─── Estratto

L’Italia: bella se vista dall’alto

Il nostro Paese, sicuramente, visto dalla stazione orbitante con tutte quelle luci scintillanti è davvero bello, mozzafiato. Ma si sa che la perfezione non incanta quanto l’asimmetria che invece suscita reazioni diverse in colui che guarda.

Esiste pertanto un’altra una foto del Paese, quella reale, che si può immaginare se individuiamo con un puntino tutti gli enti locali che ad oggi sono stati sciolti per diversi motivi prima della loro scadenza naturale. Ne risulta un corpo si bello ma esteticamente compromesso che merita di essere curato per evitare che difetti estetici possano radicarsi del tutto nel tessuto sano del corpo economico e sociale dell’Italia. Se la prima foto ci è stata donata dall’ingegnere elettronica Julie Payette, che l’ha scatta durante una delle sue missioni in orbita, la seconda ci viene invece suggerita dal report 2019 di Openpolis “Fuori dal comune – I comuni e gli altri enti sciolti e commissariati in Italia” in cui sono stati tracciati tutti i decreti del governo per infiltrazioni della criminalità organizzata dal 1991 ad oggi mentre per tutti gli altri scioglimenti si copre l’intero decennio 2010-2019.

I numeri sono certamente da non sottovalutare: 1466 sono i comuni sciolti o commissariati nell’ultimo decennio, quasi la media di uno su cinque; il 63% dei provvedimenti di scioglimento ha una causa politica come l’instabilità della maggioranza a livello locale mentre di 1,7 al mese sono i commissariamenti per infiltrazioni mafiose dal 2017, un dato purtroppo in crescita nell’ultimo triennio. Tali provvedimenti per circa il 91,6% si concentrano in tre regioni quali la Calabria, Campania e Sicilia con un triste primato per gli scioglimenti più frequenti assegnato alla regione famosa per il Monte Vesuvio grigio a forma di cono e le profonde acque blu del Golfo di Napoli che conta 283 scioglimenti dal 2010. In Calabria i commissariamenti per infiltrazione delle consorterie locali sono stati 117 dal 1991 decretandone la regione più colpita dal fenomeno.

Ed allora dal momento che la Campania è la regione italiana che ha avuto più scioglimenti dal 2010 è interessante ricostruirne la diffusione sul territorio.

In tal senso quello che colpisce è la forte ricorrenza del fenomeno nei territori di Napoli e Caserta in cui si registrano tutti i comuni sciolti 4 volte nell’arco dell’ultimo decennio.

──────
─── Righe mostrate

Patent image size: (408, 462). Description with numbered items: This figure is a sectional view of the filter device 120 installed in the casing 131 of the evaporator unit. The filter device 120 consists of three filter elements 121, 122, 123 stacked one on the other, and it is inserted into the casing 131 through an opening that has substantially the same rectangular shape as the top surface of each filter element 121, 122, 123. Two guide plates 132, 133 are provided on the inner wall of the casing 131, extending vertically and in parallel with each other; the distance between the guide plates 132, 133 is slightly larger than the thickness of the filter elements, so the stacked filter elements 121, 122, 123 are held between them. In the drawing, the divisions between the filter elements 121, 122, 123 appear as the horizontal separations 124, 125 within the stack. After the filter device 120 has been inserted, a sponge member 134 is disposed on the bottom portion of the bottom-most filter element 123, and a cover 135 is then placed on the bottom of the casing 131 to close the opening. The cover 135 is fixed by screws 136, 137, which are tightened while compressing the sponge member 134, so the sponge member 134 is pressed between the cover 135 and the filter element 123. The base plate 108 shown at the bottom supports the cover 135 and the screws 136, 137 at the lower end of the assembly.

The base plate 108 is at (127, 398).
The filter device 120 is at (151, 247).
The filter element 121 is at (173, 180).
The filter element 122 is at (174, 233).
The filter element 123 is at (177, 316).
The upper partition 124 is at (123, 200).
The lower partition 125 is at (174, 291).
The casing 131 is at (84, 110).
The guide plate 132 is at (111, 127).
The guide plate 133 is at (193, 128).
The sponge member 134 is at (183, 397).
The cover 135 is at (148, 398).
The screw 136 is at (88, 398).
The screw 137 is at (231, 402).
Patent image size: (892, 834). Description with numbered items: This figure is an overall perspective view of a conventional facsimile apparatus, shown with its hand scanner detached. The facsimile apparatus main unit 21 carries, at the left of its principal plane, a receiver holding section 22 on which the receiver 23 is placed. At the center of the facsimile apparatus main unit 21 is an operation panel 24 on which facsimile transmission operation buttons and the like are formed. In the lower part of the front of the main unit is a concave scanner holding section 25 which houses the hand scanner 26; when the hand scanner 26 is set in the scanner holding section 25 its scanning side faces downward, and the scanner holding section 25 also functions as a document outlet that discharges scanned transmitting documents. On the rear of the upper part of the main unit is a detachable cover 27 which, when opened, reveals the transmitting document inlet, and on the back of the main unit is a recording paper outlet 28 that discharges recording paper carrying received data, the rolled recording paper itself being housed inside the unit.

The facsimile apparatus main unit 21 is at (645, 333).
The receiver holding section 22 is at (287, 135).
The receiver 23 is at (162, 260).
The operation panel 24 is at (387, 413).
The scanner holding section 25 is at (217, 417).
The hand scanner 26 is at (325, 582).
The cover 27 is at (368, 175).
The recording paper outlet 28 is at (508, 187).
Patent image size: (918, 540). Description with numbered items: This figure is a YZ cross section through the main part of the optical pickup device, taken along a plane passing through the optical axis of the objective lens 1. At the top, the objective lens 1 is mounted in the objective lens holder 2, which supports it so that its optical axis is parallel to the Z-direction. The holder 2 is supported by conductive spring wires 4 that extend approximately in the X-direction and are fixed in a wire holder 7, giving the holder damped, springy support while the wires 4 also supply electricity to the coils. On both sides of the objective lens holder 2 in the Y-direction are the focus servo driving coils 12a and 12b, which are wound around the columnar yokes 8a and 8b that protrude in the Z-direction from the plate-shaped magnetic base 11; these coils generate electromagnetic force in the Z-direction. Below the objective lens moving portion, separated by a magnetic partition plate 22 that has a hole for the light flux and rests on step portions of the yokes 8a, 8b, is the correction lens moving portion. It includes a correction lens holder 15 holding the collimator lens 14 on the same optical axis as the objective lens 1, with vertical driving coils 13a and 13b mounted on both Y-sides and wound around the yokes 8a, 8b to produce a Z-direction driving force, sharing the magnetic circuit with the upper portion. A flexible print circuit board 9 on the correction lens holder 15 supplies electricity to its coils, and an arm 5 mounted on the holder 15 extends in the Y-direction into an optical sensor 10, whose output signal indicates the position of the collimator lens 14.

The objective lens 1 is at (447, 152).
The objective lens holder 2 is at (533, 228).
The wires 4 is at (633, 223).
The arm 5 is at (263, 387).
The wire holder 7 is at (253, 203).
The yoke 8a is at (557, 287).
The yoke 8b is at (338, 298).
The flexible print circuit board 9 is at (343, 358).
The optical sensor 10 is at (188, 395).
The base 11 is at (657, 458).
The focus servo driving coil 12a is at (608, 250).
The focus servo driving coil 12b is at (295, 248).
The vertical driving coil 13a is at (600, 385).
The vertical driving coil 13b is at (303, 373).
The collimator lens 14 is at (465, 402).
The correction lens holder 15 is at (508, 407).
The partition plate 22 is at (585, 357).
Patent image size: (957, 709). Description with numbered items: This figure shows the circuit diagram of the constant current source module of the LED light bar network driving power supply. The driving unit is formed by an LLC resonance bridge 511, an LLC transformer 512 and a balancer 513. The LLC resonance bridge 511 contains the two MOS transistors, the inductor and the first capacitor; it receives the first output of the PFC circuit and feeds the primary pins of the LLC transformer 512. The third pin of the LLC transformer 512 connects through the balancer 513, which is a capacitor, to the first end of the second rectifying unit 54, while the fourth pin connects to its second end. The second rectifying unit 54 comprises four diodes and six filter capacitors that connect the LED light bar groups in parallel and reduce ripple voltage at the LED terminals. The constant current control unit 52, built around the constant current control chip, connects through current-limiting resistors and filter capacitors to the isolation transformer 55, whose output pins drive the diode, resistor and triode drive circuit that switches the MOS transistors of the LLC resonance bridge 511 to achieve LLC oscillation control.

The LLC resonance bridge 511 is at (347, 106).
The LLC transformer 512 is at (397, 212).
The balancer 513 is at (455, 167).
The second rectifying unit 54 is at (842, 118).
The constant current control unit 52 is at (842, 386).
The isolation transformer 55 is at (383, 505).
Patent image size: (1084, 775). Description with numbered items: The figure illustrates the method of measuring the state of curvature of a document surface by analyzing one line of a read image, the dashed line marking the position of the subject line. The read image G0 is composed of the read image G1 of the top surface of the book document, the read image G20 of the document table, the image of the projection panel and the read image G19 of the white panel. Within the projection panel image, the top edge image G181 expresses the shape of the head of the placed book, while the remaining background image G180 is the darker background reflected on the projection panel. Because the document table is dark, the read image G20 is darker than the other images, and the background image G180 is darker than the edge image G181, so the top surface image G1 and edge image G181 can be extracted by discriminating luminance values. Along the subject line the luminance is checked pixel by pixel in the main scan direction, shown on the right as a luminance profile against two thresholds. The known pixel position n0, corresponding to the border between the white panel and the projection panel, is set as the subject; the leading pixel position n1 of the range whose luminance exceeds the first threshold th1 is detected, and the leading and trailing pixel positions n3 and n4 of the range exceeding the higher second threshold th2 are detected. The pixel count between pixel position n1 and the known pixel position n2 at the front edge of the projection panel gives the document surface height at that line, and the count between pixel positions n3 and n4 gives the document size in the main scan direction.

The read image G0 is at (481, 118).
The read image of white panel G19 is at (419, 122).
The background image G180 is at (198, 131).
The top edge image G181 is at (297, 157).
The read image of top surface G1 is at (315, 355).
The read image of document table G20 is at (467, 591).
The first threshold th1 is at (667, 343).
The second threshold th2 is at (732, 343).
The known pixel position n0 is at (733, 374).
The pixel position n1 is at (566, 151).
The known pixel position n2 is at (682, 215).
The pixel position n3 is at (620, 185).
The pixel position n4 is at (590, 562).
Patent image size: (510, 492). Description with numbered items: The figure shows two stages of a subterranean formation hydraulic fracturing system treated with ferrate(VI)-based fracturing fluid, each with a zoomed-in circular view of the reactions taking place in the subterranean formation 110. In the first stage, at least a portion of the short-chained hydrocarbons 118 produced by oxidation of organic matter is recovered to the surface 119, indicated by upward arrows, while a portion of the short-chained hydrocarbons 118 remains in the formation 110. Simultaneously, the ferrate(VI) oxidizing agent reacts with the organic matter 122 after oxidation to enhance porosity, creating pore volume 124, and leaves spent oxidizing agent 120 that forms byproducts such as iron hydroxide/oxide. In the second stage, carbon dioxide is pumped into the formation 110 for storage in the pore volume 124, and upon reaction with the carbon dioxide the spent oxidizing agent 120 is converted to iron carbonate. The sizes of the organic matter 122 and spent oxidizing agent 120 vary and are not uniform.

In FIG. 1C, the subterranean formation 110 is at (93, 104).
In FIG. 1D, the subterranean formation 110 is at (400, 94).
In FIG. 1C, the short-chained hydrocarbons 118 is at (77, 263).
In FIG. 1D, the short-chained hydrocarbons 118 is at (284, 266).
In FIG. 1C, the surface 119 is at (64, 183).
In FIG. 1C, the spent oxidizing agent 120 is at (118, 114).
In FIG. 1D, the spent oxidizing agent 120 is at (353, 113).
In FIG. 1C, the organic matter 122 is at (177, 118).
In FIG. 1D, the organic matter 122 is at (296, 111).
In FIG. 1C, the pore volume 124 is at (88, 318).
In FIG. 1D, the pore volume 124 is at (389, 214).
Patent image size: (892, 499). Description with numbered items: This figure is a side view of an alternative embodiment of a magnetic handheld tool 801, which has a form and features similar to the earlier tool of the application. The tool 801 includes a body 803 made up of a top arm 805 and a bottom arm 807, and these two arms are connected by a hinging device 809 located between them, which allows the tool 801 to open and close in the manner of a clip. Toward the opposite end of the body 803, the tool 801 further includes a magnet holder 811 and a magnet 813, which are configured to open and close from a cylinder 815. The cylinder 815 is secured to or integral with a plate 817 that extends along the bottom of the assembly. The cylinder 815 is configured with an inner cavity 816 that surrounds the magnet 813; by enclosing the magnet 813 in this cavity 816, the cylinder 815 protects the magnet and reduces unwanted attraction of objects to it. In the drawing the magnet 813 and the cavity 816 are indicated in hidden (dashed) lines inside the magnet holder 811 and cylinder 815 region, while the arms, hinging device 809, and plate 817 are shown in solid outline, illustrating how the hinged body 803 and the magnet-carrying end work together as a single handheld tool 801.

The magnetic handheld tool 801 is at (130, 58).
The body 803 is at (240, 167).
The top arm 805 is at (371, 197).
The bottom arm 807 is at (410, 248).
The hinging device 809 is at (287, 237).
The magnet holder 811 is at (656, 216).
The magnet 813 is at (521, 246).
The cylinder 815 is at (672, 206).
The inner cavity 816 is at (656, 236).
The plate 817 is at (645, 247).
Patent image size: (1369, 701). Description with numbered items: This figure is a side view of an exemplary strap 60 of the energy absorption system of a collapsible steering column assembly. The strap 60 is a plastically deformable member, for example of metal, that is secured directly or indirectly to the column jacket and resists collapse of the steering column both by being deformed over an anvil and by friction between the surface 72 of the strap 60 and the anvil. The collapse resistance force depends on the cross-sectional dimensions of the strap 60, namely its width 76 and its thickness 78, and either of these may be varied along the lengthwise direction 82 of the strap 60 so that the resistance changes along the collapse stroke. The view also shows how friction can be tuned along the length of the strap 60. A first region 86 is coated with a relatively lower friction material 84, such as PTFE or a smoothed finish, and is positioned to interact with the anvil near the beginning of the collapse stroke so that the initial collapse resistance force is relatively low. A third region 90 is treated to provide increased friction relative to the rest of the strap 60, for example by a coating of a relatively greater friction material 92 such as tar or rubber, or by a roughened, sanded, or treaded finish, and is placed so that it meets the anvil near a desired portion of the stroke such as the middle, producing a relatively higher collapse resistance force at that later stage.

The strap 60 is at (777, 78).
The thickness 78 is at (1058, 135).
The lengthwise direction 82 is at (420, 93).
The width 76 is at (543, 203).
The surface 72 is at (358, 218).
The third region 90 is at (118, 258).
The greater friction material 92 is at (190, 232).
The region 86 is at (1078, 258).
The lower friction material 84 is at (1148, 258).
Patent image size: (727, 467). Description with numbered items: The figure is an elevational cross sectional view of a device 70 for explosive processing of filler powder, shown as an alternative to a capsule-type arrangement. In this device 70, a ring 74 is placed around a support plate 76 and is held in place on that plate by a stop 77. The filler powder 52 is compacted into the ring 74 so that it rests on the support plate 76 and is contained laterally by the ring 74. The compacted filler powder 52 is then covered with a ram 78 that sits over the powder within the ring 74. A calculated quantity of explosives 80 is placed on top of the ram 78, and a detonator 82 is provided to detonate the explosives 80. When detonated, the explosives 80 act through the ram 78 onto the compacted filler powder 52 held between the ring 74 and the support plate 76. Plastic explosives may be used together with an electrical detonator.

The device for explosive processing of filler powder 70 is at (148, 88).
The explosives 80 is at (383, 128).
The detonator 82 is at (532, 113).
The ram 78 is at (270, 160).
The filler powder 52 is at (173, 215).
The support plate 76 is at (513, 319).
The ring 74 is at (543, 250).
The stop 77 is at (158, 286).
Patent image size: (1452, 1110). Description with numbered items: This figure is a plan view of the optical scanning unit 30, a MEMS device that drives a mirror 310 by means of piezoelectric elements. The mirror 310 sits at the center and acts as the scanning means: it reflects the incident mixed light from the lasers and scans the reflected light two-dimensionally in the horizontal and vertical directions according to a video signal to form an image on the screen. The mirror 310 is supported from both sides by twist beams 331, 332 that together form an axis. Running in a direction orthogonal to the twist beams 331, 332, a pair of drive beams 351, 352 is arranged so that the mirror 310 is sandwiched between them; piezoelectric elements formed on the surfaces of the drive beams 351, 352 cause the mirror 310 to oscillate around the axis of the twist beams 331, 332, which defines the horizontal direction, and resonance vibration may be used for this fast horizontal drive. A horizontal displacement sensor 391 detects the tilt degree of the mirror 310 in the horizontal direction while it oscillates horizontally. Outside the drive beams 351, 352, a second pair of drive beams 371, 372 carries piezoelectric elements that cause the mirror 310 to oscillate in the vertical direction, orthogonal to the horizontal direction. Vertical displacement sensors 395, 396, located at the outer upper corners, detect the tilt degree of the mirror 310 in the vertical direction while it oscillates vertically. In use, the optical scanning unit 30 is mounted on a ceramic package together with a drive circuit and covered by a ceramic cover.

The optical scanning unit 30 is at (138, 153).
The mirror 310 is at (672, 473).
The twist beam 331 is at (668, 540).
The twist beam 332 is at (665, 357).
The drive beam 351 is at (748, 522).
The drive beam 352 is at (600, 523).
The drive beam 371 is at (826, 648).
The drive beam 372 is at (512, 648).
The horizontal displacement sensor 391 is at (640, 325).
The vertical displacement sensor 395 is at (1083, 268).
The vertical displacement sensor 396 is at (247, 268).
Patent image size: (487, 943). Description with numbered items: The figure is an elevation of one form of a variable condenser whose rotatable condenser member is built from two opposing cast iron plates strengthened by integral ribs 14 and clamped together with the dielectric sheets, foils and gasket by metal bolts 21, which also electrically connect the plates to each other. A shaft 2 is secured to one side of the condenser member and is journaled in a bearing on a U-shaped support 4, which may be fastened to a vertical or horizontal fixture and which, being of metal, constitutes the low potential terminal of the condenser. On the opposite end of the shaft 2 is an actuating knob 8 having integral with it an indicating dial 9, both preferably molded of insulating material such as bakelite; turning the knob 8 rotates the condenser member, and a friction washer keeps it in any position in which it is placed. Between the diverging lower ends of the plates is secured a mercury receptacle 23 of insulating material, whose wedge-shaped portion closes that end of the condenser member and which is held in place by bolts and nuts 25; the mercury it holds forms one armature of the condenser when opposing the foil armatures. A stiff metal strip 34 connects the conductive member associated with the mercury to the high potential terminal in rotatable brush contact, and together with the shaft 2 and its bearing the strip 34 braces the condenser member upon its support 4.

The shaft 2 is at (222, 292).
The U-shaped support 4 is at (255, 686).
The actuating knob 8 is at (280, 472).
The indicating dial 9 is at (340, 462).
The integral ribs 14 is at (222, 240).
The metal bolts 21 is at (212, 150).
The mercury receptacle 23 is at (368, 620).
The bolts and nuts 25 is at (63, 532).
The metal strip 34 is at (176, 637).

──────

_Compito 1_: Nel testo sull'Italia vista dall'alto, quanti comuni risultano sciolti o commissariati nell'ultimo decennio?
_Compito 2_: Ricopia dal testo sull'Italia vista dall'alto il passo che va da "Il nostro Paese, sicuramente, visto" a "colui che guarda.".
_Compito 3_: Prosegui il testo sull'Italia vista dall'alto a partire dal punto in cui termina.
Le righe riportate non hanno alcun ruolo in questo lavoro.

_Risposta 1_: 1466 comuni.

_Risposta 2_:
Il nostro Paese, sicuramente, visto dalla stazione orbitante con tutte quelle luci scintillanti è davvero bello, mozzafiato. Ma si sa che la perfezione non incanta quanto l’asimmetria che invece suscita reazioni diverse in colui che guarda.

_Risposta 3_:
Si legge nel report:Si tratta di 3 comuni della città metropolitana di Napoli (Quarto, Grumo Nevano e Arzano) e 2 della provincia di Caserta (Trentola Ducenta e San Felice a Cancello). Con l’eccezione di Grumo Nevano (commissariato in 3 occasioni per dimissioni dei consiglieri e in una per dimissioni del sindaco), tutti questi comuni sono stati sciolti almeno una volta per mafia dal 2010. Arzano è stato commissariato 2 volte in 10 anni per questa ragione. Il commissariamento per infiltrazioni più recente è iniziato pochi mesi fa (maggio 2019) ed è attualmente in corso; l’altro risale al 2015. Da notare che in entrambi i casi il commissariamento è intervenuto mentre il comune era già stato sciolto per le dimissioni della maggioranza dei consiglieri”. Mentre sono 10 le regioni italiane dove non è ancora mai avvenuto un commissariamento per mafia.

Ma non solo comuni.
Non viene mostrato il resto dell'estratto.